Task to complete:
Extract every record, exactly as written, and ignore the pictures.

Record excerpts:
====

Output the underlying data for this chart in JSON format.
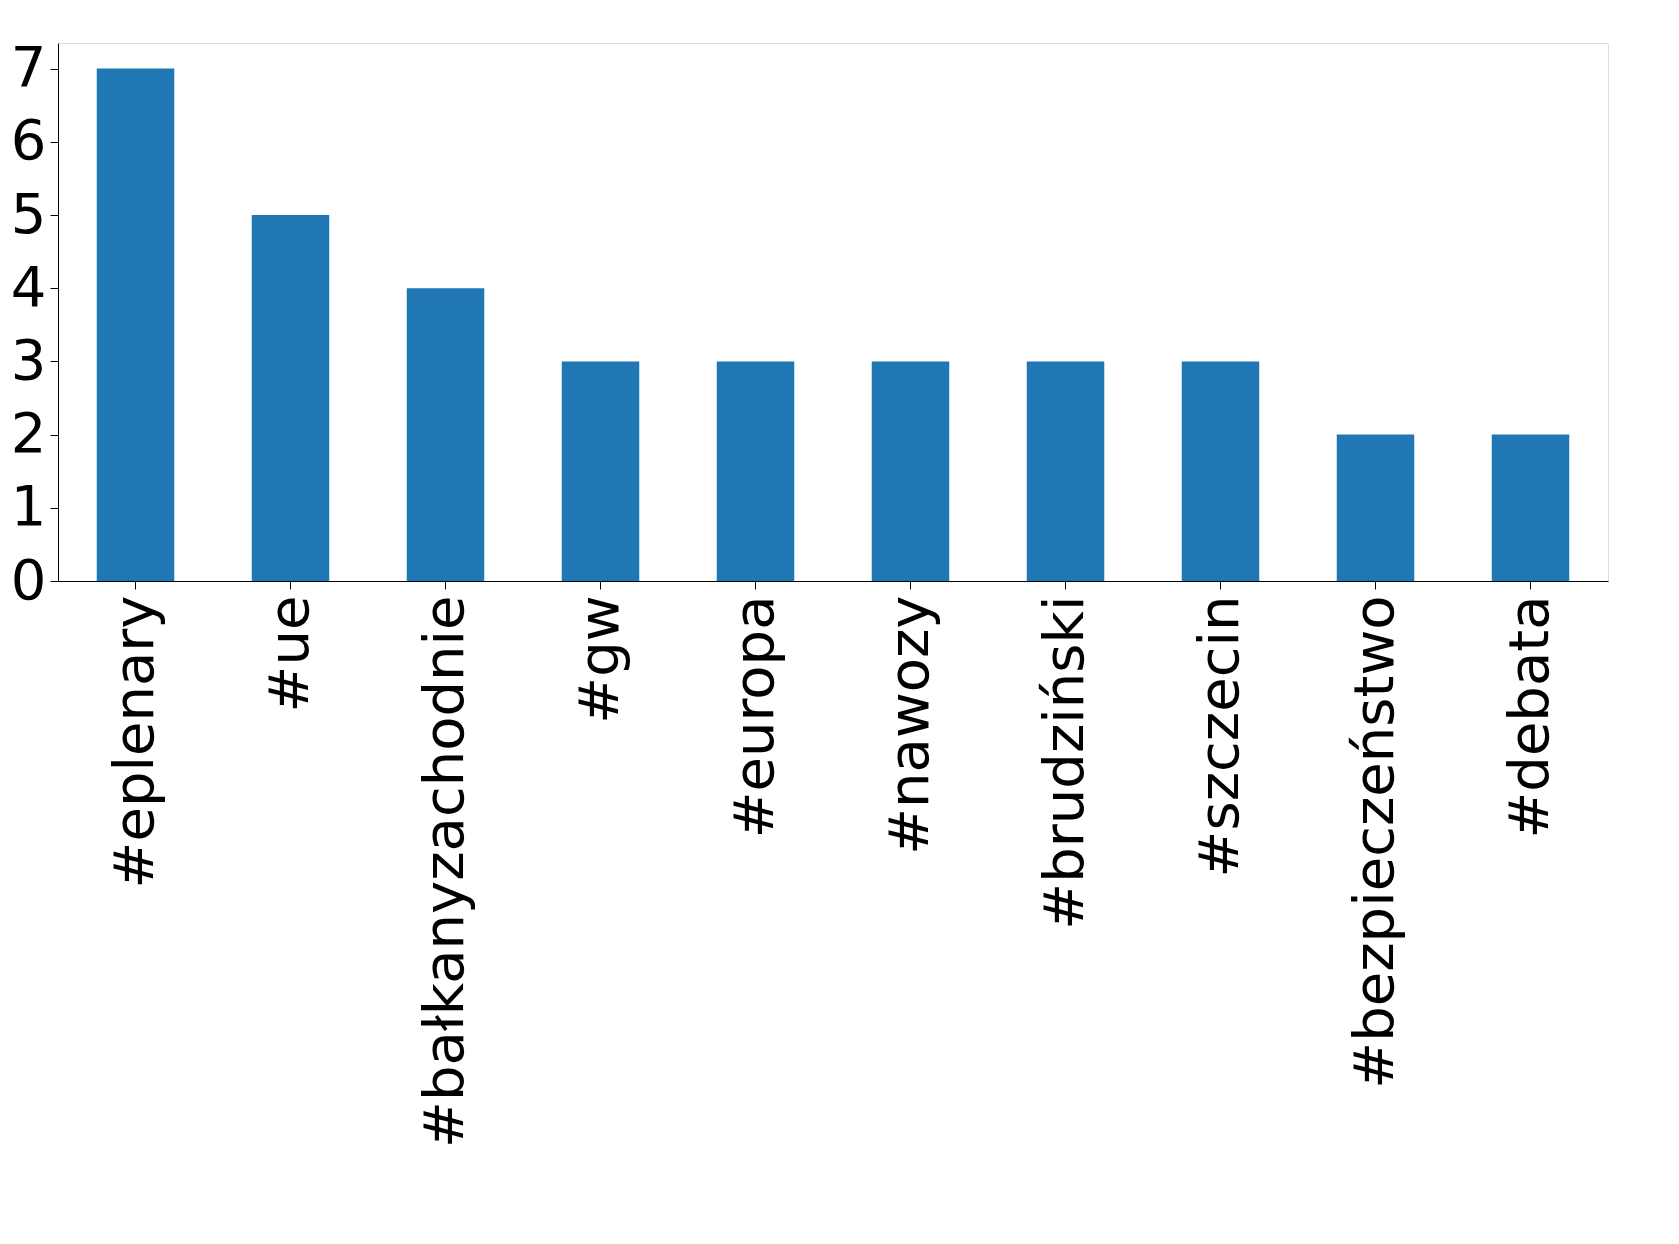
{
  "chart_data": {
    "type": "bar",
    "categories": [
      "#eplenary",
      "#ue",
      "#bałkanyzachodnie",
      "#gw",
      "#europa",
      "#nawozy",
      "#brudziński",
      "#szczecin",
      "#bezpieczeństwo",
      "#debata"
    ],
    "values": [
      7,
      5,
      4,
      3,
      3,
      3,
      3,
      3,
      2,
      2
    ],
    "color": "#1f77b4",
    "ylim": [
      0,
      7.35
    ],
    "yticks": [
      0,
      1,
      2,
      3,
      4,
      5,
      6,
      7
    ],
    "grid": false
  }
}
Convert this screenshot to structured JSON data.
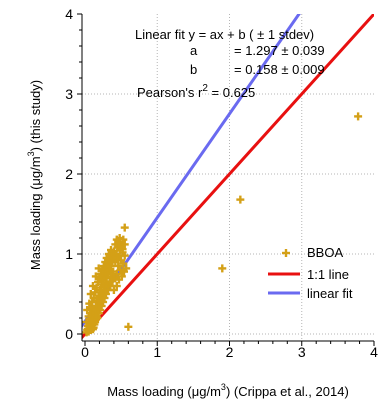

====

Task answer:
Output the underlying data for this chart in JSON format.
{
  "chart_data": {
    "type": "bar",
    "categories": [
      "#eplenary",
      "#ue",
      "#bałkanyzachodnie",
      "#gw",
      "#europa",
      "#nawozy",
      "#brudziński",
      "#szczecin",
      "#bezpieczeństwo",
      "#debata"
    ],
    "values": [
      7,
      5,
      4,
      3,
      3,
      3,
      3,
      3,
      2,
      2
    ],
    "color": "#1f77b4",
    "ylim": [
      0,
      7.35
    ],
    "yticks": [
      0,
      1,
      2,
      3,
      4,
      5,
      6,
      7
    ],
    "grid": false
  }
}
Convert this screenshot to structured JSON data.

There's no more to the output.